RECORDS FOR PROCESSING »

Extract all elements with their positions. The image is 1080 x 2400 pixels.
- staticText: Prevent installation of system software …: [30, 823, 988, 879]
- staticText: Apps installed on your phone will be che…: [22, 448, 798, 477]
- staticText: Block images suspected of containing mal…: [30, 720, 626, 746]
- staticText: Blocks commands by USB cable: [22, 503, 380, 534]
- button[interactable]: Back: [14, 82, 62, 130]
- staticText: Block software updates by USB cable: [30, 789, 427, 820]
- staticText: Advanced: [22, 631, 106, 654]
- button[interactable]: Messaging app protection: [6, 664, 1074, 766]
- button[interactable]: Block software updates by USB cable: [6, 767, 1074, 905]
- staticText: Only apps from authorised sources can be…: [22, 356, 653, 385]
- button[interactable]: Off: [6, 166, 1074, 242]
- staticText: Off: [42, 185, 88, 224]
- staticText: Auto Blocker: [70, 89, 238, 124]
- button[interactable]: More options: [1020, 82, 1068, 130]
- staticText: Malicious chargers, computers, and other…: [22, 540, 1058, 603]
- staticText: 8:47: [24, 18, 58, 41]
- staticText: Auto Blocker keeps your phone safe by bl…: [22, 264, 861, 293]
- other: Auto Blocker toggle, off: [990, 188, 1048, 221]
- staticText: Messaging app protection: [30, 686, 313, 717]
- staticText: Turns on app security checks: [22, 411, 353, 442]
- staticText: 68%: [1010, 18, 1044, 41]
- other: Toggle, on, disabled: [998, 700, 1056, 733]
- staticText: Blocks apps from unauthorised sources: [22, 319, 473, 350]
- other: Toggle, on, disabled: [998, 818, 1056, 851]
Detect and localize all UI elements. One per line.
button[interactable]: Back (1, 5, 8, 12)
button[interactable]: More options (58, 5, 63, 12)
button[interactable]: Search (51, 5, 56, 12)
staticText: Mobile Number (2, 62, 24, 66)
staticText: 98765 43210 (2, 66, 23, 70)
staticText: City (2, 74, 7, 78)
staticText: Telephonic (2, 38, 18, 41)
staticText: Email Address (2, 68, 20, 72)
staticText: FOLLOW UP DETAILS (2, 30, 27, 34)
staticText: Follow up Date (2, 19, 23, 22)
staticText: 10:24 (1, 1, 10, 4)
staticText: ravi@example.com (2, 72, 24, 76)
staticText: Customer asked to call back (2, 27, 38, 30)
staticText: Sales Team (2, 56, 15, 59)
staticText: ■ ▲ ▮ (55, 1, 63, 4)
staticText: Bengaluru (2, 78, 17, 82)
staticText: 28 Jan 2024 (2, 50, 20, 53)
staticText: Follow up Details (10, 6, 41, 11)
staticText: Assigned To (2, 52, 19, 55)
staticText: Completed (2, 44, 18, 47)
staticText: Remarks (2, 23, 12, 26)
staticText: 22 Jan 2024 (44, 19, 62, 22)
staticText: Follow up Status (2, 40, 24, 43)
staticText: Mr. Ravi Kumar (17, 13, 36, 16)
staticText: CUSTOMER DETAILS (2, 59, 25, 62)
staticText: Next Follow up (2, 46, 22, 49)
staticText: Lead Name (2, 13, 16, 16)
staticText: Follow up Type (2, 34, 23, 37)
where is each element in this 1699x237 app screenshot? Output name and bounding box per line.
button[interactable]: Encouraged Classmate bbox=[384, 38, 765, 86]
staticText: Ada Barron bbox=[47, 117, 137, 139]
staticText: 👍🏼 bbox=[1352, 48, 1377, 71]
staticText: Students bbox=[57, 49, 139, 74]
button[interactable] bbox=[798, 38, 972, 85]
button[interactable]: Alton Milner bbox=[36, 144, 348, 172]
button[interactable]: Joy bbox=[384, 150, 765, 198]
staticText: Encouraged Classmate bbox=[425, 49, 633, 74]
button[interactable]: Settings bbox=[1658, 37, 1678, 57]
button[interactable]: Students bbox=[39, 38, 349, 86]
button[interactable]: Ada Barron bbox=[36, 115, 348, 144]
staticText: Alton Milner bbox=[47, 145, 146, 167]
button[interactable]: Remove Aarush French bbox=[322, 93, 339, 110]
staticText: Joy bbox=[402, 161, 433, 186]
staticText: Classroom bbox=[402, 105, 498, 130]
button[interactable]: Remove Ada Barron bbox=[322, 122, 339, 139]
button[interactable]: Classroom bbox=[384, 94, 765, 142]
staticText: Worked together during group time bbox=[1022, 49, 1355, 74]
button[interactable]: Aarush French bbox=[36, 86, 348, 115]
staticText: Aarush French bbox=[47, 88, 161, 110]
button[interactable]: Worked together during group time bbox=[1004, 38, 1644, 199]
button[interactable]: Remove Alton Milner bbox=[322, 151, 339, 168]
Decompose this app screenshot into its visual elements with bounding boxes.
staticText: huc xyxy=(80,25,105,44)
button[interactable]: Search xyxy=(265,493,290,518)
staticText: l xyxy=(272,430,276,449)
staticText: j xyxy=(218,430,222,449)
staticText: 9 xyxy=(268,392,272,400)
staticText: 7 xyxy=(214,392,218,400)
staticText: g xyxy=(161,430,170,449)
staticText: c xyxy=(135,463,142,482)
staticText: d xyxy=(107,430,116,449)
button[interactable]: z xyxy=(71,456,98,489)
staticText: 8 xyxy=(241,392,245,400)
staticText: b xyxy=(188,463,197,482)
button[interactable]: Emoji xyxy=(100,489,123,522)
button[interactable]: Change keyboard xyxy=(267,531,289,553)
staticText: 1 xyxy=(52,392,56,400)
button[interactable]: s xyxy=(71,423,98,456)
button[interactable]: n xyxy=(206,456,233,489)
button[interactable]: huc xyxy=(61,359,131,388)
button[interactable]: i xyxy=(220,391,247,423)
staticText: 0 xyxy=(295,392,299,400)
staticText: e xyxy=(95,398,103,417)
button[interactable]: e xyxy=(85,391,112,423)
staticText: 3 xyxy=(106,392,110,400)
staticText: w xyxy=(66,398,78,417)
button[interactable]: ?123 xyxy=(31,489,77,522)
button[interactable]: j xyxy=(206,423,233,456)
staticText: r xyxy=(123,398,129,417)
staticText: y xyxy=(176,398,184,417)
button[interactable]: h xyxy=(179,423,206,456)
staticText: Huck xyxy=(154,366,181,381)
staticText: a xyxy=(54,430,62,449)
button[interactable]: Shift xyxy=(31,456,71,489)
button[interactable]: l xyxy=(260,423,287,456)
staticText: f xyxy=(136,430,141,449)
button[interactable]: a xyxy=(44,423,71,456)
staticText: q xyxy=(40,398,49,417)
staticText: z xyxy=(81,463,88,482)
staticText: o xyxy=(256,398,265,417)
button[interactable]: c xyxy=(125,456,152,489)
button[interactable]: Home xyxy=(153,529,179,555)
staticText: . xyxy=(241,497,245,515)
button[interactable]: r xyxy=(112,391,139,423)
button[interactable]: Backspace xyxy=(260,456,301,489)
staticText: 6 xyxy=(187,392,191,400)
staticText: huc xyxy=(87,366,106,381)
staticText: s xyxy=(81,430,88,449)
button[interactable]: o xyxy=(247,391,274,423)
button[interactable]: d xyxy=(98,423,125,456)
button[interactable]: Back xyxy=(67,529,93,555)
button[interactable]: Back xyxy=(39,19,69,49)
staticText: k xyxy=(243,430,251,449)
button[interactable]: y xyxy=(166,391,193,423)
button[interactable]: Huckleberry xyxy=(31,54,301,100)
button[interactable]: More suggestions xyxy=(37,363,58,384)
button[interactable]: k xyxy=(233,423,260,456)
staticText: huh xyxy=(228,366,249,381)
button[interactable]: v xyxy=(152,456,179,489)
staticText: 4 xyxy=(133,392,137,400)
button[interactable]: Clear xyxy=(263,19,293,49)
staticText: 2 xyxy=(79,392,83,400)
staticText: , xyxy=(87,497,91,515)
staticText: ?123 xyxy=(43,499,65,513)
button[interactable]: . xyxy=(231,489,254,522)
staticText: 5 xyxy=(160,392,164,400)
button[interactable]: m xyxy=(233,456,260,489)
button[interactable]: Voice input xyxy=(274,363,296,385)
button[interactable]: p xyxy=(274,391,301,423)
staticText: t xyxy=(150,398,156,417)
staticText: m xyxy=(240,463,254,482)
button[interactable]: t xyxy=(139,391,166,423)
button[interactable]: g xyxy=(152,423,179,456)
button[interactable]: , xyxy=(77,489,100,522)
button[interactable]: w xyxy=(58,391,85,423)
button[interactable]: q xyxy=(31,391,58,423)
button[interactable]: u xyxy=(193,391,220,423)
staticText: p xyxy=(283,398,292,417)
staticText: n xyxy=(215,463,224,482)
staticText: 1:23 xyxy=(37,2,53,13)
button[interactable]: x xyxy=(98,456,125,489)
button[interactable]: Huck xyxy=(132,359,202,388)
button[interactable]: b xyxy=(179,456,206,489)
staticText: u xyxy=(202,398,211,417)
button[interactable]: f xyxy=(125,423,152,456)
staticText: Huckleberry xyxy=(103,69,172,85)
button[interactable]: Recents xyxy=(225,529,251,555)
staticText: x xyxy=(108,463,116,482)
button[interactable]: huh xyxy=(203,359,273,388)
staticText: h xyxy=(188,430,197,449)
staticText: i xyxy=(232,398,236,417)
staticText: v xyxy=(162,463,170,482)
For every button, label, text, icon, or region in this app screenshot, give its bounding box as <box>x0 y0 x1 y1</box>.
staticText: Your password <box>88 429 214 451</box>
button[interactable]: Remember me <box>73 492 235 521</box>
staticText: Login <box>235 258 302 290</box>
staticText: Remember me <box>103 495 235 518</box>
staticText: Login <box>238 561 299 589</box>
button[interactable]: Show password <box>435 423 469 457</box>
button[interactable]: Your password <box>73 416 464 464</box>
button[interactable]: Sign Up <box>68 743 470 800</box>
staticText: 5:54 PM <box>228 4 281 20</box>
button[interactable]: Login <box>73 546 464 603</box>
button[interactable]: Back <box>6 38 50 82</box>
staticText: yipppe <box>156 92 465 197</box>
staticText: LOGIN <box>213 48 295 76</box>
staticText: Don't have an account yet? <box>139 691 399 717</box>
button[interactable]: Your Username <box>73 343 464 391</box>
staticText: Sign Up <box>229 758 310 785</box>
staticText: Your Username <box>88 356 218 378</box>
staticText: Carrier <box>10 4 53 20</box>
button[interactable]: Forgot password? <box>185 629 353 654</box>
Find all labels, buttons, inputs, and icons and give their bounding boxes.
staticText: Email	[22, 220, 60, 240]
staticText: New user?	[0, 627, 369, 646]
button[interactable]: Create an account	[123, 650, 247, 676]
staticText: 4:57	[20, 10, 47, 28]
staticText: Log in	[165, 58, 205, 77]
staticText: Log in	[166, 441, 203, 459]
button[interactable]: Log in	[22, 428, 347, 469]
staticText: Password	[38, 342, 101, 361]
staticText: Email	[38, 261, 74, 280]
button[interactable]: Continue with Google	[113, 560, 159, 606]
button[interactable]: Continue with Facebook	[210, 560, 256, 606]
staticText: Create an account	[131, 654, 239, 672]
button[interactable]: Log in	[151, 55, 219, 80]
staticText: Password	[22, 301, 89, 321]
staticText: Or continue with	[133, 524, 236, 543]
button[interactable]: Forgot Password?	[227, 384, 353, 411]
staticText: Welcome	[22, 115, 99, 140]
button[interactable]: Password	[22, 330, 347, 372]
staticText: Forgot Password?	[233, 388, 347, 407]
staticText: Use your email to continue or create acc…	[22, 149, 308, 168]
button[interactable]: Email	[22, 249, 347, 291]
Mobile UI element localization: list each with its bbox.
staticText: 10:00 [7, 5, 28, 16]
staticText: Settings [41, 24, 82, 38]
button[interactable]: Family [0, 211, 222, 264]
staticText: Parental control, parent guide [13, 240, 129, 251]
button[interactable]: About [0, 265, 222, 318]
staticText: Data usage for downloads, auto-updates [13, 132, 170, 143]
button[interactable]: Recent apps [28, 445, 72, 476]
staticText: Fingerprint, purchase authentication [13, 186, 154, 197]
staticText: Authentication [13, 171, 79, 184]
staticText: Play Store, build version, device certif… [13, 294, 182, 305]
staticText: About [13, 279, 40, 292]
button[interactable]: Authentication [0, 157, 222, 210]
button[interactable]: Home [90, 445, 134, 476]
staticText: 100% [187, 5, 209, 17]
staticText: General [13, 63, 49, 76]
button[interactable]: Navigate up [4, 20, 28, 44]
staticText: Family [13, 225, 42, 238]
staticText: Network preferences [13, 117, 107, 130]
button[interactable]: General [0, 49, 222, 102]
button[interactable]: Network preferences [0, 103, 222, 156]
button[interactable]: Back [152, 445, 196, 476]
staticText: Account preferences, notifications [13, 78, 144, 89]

WHAT YOU ARE ASKED TO DO » Reproduce the records above word for word, from their first line through the line that contains "- staticText: Block software", with both of those lines included.

WRITTEN SOLUTION »
Extract all elements with their positions. The image is 1080 x 2400 pixels.
- staticText: Prevent installation of system software …: [30, 823, 988, 879]
- staticText: Apps installed on your phone will be che…: [22, 448, 798, 477]
- staticText: Block images suspected of containing mal…: [30, 720, 626, 746]
- staticText: Blocks commands by USB cable: [22, 503, 380, 534]
- button[interactable]: Back: [14, 82, 62, 130]
- staticText: Block software updates by USB cable: [30, 789, 427, 820]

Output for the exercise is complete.